— BEGIN —

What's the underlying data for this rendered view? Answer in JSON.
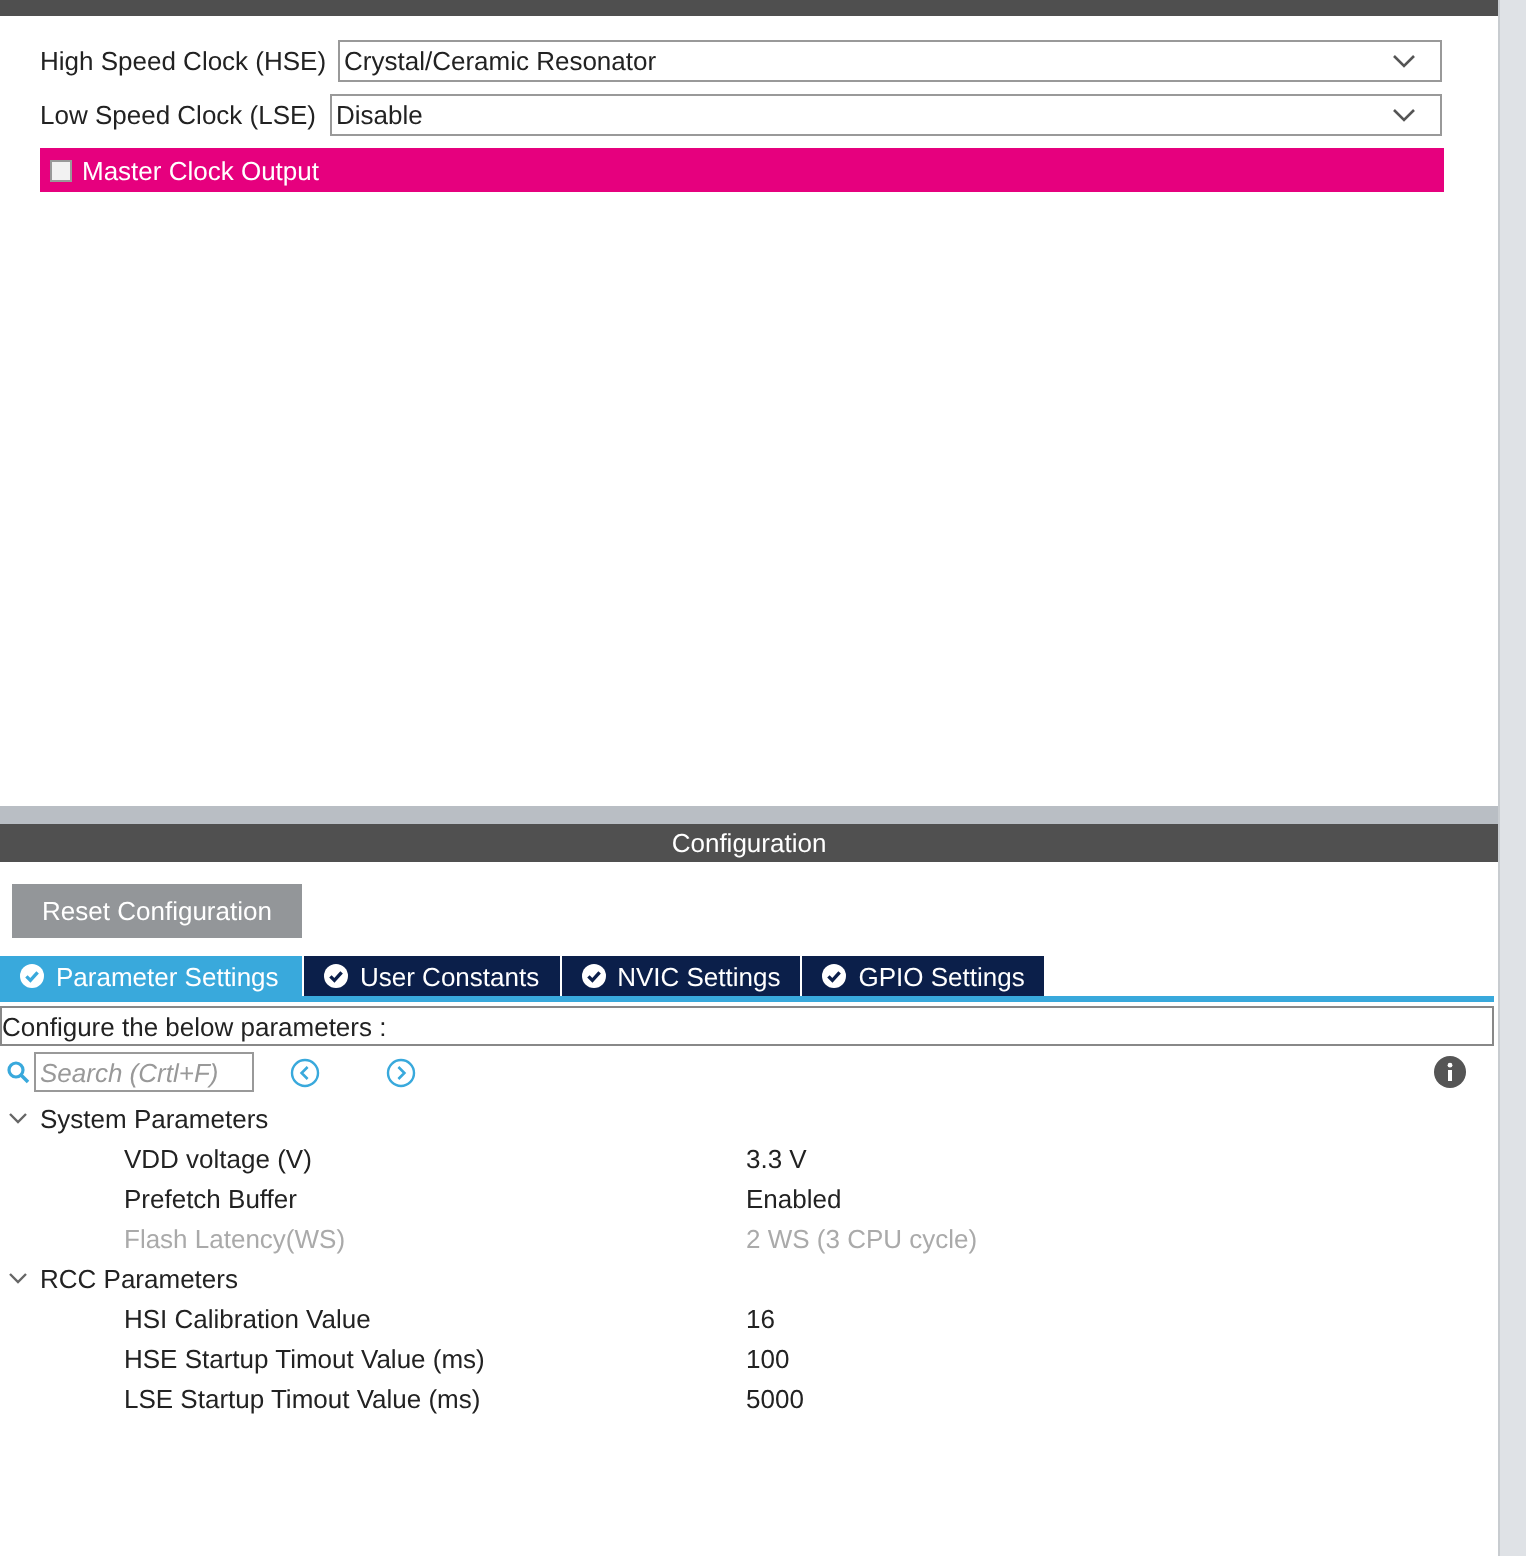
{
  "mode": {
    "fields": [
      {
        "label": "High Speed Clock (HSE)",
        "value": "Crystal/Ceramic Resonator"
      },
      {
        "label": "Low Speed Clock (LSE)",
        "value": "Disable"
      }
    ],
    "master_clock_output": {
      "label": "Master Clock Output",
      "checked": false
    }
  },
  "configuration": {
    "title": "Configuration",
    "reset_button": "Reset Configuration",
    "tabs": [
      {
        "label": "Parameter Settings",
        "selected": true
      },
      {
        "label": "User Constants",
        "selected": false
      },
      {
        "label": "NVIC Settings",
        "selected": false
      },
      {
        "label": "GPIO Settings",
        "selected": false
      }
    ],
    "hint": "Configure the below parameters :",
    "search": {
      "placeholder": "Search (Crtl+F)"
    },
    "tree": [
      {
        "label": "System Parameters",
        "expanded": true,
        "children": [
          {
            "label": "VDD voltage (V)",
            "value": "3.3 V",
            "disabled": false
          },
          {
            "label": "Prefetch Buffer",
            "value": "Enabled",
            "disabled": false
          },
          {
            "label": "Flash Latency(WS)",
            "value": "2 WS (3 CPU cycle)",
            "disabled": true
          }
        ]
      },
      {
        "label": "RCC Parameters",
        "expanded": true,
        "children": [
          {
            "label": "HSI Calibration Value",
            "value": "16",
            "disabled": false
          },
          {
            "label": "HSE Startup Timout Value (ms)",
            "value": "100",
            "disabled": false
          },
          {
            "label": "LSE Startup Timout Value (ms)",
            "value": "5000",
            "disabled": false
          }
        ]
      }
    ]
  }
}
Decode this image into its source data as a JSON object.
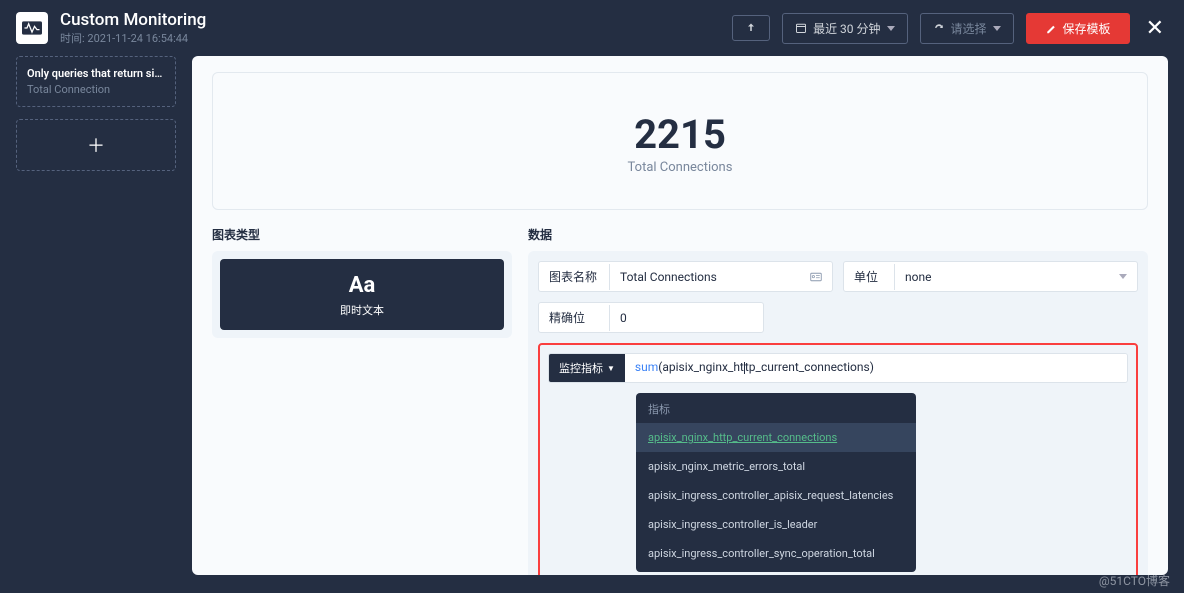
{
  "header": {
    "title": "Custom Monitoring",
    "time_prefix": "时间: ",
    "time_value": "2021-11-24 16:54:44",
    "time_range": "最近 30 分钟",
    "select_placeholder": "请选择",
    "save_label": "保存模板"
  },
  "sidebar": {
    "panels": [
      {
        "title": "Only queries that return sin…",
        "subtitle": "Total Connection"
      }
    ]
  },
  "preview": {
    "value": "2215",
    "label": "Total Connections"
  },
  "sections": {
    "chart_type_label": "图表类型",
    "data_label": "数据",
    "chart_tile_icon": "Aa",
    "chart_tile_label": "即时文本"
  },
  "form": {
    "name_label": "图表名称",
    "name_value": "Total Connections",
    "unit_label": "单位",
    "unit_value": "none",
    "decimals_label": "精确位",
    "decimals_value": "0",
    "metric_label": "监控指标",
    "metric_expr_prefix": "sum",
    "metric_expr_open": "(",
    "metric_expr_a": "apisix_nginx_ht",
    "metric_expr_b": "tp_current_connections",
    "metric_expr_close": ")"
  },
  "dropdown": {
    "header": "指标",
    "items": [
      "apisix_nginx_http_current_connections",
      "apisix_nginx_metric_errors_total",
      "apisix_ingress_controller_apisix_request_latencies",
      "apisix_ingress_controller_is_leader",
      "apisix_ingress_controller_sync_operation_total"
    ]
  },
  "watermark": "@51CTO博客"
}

— END —

Task objective:
Leaving all pictures aside, quote each record exactly.

Answer to the exercise:
What's the underlying data for this rendered view? Answer in JSON.
{
  "mode": {
    "fields": [
      {
        "label": "High Speed Clock (HSE)",
        "value": "Crystal/Ceramic Resonator"
      },
      {
        "label": "Low Speed Clock (LSE)",
        "value": "Disable"
      }
    ],
    "master_clock_output": {
      "label": "Master Clock Output",
      "checked": false
    }
  },
  "configuration": {
    "title": "Configuration",
    "reset_button": "Reset Configuration",
    "tabs": [
      {
        "label": "Parameter Settings",
        "selected": true
      },
      {
        "label": "User Constants",
        "selected": false
      },
      {
        "label": "NVIC Settings",
        "selected": false
      },
      {
        "label": "GPIO Settings",
        "selected": false
      }
    ],
    "hint": "Configure the below parameters :",
    "search": {
      "placeholder": "Search (Crtl+F)"
    },
    "tree": [
      {
        "label": "System Parameters",
        "expanded": true,
        "children": [
          {
            "label": "VDD voltage (V)",
            "value": "3.3 V",
            "disabled": false
          },
          {
            "label": "Prefetch Buffer",
            "value": "Enabled",
            "disabled": false
          },
          {
            "label": "Flash Latency(WS)",
            "value": "2 WS (3 CPU cycle)",
            "disabled": true
          }
        ]
      },
      {
        "label": "RCC Parameters",
        "expanded": true,
        "children": [
          {
            "label": "HSI Calibration Value",
            "value": "16",
            "disabled": false
          },
          {
            "label": "HSE Startup Timout Value (ms)",
            "value": "100",
            "disabled": false
          },
          {
            "label": "LSE Startup Timout Value (ms)",
            "value": "5000",
            "disabled": false
          }
        ]
      }
    ]
  }
}
Decode this image into its source data as a JSON object.
{
  "header": {
    "title": "Custom Monitoring",
    "time_prefix": "时间: ",
    "time_value": "2021-11-24 16:54:44",
    "time_range": "最近 30 分钟",
    "select_placeholder": "请选择",
    "save_label": "保存模板"
  },
  "sidebar": {
    "panels": [
      {
        "title": "Only queries that return sin…",
        "subtitle": "Total Connection"
      }
    ]
  },
  "preview": {
    "value": "2215",
    "label": "Total Connections"
  },
  "sections": {
    "chart_type_label": "图表类型",
    "data_label": "数据",
    "chart_tile_icon": "Aa",
    "chart_tile_label": "即时文本"
  },
  "form": {
    "name_label": "图表名称",
    "name_value": "Total Connections",
    "unit_label": "单位",
    "unit_value": "none",
    "decimals_label": "精确位",
    "decimals_value": "0",
    "metric_label": "监控指标",
    "metric_expr_prefix": "sum",
    "metric_expr_open": "(",
    "metric_expr_a": "apisix_nginx_ht",
    "metric_expr_b": "tp_current_connections",
    "metric_expr_close": ")"
  },
  "dropdown": {
    "header": "指标",
    "items": [
      "apisix_nginx_http_current_connections",
      "apisix_nginx_metric_errors_total",
      "apisix_ingress_controller_apisix_request_latencies",
      "apisix_ingress_controller_is_leader",
      "apisix_ingress_controller_sync_operation_total"
    ]
  },
  "watermark": "@51CTO博客"
}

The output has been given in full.